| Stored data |
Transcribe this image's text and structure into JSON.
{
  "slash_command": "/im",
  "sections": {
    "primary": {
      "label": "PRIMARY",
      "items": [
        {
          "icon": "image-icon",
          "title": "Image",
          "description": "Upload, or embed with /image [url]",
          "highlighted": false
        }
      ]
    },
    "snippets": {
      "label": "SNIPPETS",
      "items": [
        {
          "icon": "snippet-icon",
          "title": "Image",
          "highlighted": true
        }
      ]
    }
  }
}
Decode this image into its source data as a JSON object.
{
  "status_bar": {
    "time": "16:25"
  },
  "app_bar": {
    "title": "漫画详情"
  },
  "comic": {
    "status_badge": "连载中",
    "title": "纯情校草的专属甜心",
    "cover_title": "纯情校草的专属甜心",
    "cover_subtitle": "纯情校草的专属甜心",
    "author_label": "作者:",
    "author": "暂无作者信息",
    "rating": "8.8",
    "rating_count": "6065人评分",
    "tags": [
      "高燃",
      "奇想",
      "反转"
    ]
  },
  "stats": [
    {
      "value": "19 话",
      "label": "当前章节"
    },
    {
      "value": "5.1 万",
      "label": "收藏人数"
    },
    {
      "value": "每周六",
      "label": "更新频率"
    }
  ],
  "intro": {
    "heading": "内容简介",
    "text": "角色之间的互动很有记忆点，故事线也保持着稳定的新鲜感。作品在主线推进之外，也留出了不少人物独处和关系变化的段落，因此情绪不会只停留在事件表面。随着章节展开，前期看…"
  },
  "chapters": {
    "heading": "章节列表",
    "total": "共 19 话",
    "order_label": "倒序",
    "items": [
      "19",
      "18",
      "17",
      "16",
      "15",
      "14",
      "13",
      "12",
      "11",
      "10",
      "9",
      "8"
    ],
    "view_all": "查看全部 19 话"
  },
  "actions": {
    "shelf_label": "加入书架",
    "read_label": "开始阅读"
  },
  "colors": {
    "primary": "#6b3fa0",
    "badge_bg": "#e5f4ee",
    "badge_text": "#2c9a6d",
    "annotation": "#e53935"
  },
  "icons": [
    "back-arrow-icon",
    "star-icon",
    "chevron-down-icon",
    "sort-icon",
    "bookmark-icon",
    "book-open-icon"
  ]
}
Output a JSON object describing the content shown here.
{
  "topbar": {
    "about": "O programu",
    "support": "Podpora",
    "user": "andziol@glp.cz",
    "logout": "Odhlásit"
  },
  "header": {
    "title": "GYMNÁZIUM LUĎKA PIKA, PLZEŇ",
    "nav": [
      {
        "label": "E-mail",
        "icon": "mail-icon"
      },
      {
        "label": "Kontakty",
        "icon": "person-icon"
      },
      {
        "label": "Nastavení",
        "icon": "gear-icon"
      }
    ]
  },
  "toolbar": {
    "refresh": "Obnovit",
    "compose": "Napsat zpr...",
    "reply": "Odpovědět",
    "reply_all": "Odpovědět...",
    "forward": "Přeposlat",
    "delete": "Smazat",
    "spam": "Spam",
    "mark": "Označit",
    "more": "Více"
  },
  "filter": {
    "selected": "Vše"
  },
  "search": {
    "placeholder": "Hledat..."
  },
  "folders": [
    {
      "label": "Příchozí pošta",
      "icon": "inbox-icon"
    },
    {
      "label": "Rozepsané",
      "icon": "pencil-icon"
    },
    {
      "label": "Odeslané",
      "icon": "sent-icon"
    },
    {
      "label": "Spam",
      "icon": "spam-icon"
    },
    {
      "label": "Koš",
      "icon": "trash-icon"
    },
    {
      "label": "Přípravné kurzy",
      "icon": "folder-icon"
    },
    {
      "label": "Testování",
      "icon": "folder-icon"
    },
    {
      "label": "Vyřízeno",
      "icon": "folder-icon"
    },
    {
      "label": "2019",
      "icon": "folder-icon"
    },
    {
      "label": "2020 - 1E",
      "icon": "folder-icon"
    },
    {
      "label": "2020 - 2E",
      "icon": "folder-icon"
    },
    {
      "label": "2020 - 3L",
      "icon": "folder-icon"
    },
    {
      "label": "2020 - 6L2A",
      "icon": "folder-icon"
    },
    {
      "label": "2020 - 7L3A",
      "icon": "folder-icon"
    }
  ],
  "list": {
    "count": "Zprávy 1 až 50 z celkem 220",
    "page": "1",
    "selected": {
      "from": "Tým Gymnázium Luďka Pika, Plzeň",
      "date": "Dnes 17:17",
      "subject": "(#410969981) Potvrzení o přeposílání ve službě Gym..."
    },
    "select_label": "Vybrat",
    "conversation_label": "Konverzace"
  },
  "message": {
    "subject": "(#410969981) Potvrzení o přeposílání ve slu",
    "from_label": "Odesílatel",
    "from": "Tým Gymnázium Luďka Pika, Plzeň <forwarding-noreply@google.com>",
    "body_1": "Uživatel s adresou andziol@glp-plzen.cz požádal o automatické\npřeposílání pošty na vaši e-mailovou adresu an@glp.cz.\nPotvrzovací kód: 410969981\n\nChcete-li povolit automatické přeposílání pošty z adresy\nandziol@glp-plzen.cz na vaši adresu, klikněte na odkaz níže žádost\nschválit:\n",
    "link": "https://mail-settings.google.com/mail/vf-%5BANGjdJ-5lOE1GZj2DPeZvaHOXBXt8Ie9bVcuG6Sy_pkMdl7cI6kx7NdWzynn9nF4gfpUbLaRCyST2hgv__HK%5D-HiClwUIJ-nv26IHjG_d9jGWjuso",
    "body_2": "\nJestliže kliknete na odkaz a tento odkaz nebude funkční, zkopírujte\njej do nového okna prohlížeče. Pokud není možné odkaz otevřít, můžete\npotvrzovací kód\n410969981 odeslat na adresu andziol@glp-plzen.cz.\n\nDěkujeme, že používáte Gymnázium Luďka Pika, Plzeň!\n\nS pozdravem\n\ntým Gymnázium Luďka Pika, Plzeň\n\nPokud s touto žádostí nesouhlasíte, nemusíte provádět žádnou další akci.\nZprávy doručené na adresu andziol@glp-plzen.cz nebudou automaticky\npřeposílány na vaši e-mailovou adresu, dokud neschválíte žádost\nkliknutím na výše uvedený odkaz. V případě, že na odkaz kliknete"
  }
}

| REQUEST |
Give all the records again. Match them exactly.

| CORRECT ANSWER |
Transcribe this image's text and structure into JSON.
{
  "slash_command": "/im",
  "sections": {
    "primary": {
      "label": "PRIMARY",
      "items": [
        {
          "icon": "image-icon",
          "title": "Image",
          "description": "Upload, or embed with /image [url]",
          "highlighted": false
        }
      ]
    },
    "snippets": {
      "label": "SNIPPETS",
      "items": [
        {
          "icon": "snippet-icon",
          "title": "Image",
          "highlighted": true
        }
      ]
    }
  }
}
Decode this image into its source data as a JSON object.
{
  "status_bar": {
    "time": "16:25"
  },
  "app_bar": {
    "title": "漫画详情"
  },
  "comic": {
    "status_badge": "连载中",
    "title": "纯情校草的专属甜心",
    "cover_title": "纯情校草的专属甜心",
    "cover_subtitle": "纯情校草的专属甜心",
    "author_label": "作者:",
    "author": "暂无作者信息",
    "rating": "8.8",
    "rating_count": "6065人评分",
    "tags": [
      "高燃",
      "奇想",
      "反转"
    ]
  },
  "stats": [
    {
      "value": "19 话",
      "label": "当前章节"
    },
    {
      "value": "5.1 万",
      "label": "收藏人数"
    },
    {
      "value": "每周六",
      "label": "更新频率"
    }
  ],
  "intro": {
    "heading": "内容简介",
    "text": "角色之间的互动很有记忆点，故事线也保持着稳定的新鲜感。作品在主线推进之外，也留出了不少人物独处和关系变化的段落，因此情绪不会只停留在事件表面。随着章节展开，前期看…"
  },
  "chapters": {
    "heading": "章节列表",
    "total": "共 19 话",
    "order_label": "倒序",
    "items": [
      "19",
      "18",
      "17",
      "16",
      "15",
      "14",
      "13",
      "12",
      "11",
      "10",
      "9",
      "8"
    ],
    "view_all": "查看全部 19 话"
  },
  "actions": {
    "shelf_label": "加入书架",
    "read_label": "开始阅读"
  },
  "colors": {
    "primary": "#6b3fa0",
    "badge_bg": "#e5f4ee",
    "badge_text": "#2c9a6d",
    "annotation": "#e53935"
  },
  "icons": [
    "back-arrow-icon",
    "star-icon",
    "chevron-down-icon",
    "sort-icon",
    "bookmark-icon",
    "book-open-icon"
  ]
}
Output a JSON object describing the content shown here.
{
  "topbar": {
    "about": "O programu",
    "support": "Podpora",
    "user": "andziol@glp.cz",
    "logout": "Odhlásit"
  },
  "header": {
    "title": "GYMNÁZIUM LUĎKA PIKA, PLZEŇ",
    "nav": [
      {
        "label": "E-mail",
        "icon": "mail-icon"
      },
      {
        "label": "Kontakty",
        "icon": "person-icon"
      },
      {
        "label": "Nastavení",
        "icon": "gear-icon"
      }
    ]
  },
  "toolbar": {
    "refresh": "Obnovit",
    "compose": "Napsat zpr...",
    "reply": "Odpovědět",
    "reply_all": "Odpovědět...",
    "forward": "Přeposlat",
    "delete": "Smazat",
    "spam": "Spam",
    "mark": "Označit",
    "more": "Více"
  },
  "filter": {
    "selected": "Vše"
  },
  "search": {
    "placeholder": "Hledat..."
  },
  "folders": [
    {
      "label": "Příchozí pošta",
      "icon": "inbox-icon"
    },
    {
      "label": "Rozepsané",
      "icon": "pencil-icon"
    },
    {
      "label": "Odeslané",
      "icon": "sent-icon"
    },
    {
      "label": "Spam",
      "icon": "spam-icon"
    },
    {
      "label": "Koš",
      "icon": "trash-icon"
    },
    {
      "label": "Přípravné kurzy",
      "icon": "folder-icon"
    },
    {
      "label": "Testování",
      "icon": "folder-icon"
    },
    {
      "label": "Vyřízeno",
      "icon": "folder-icon"
    },
    {
      "label": "2019",
      "icon": "folder-icon"
    },
    {
      "label": "2020 - 1E",
      "icon": "folder-icon"
    },
    {
      "label": "2020 - 2E",
      "icon": "folder-icon"
    },
    {
      "label": "2020 - 3L",
      "icon": "folder-icon"
    },
    {
      "label": "2020 - 6L2A",
      "icon": "folder-icon"
    },
    {
      "label": "2020 - 7L3A",
      "icon": "folder-icon"
    }
  ],
  "list": {
    "count": "Zprávy 1 až 50 z celkem 220",
    "page": "1",
    "selected": {
      "from": "Tým Gymnázium Luďka Pika, Plzeň",
      "date": "Dnes 17:17",
      "subject": "(#410969981) Potvrzení o přeposílání ve službě Gym..."
    },
    "select_label": "Vybrat",
    "conversation_label": "Konverzace"
  },
  "message": {
    "subject": "(#410969981) Potvrzení o přeposílání ve slu",
    "from_label": "Odesílatel",
    "from": "Tým Gymnázium Luďka Pika, Plzeň <forwarding-noreply@google.com>",
    "body_1": "Uživatel s adresou andziol@glp-plzen.cz požádal o automatické\npřeposílání pošty na vaši e-mailovou adresu an@glp.cz.\nPotvrzovací kód: 410969981\n\nChcete-li povolit automatické přeposílání pošty z adresy\nandziol@glp-plzen.cz na vaši adresu, klikněte na odkaz níže žádost\nschválit:\n",
    "link": "https://mail-settings.google.com/mail/vf-%5BANGjdJ-5lOE1GZj2DPeZvaHOXBXt8Ie9bVcuG6Sy_pkMdl7cI6kx7NdWzynn9nF4gfpUbLaRCyST2hgv__HK%5D-HiClwUIJ-nv26IHjG_d9jGWjuso",
    "body_2": "\nJestliže kliknete na odkaz a tento odkaz nebude funkční, zkopírujte\njej do nového okna prohlížeče. Pokud není možné odkaz otevřít, můžete\npotvrzovací kód\n410969981 odeslat na adresu andziol@glp-plzen.cz.\n\nDěkujeme, že používáte Gymnázium Luďka Pika, Plzeň!\n\nS pozdravem\n\ntým Gymnázium Luďka Pika, Plzeň\n\nPokud s touto žádostí nesouhlasíte, nemusíte provádět žádnou další akci.\nZprávy doručené na adresu andziol@glp-plzen.cz nebudou automaticky\npřeposílány na vaši e-mailovou adresu, dokud neschválíte žádost\nkliknutím na výše uvedený odkaz. V případě, že na odkaz kliknete"
  }
}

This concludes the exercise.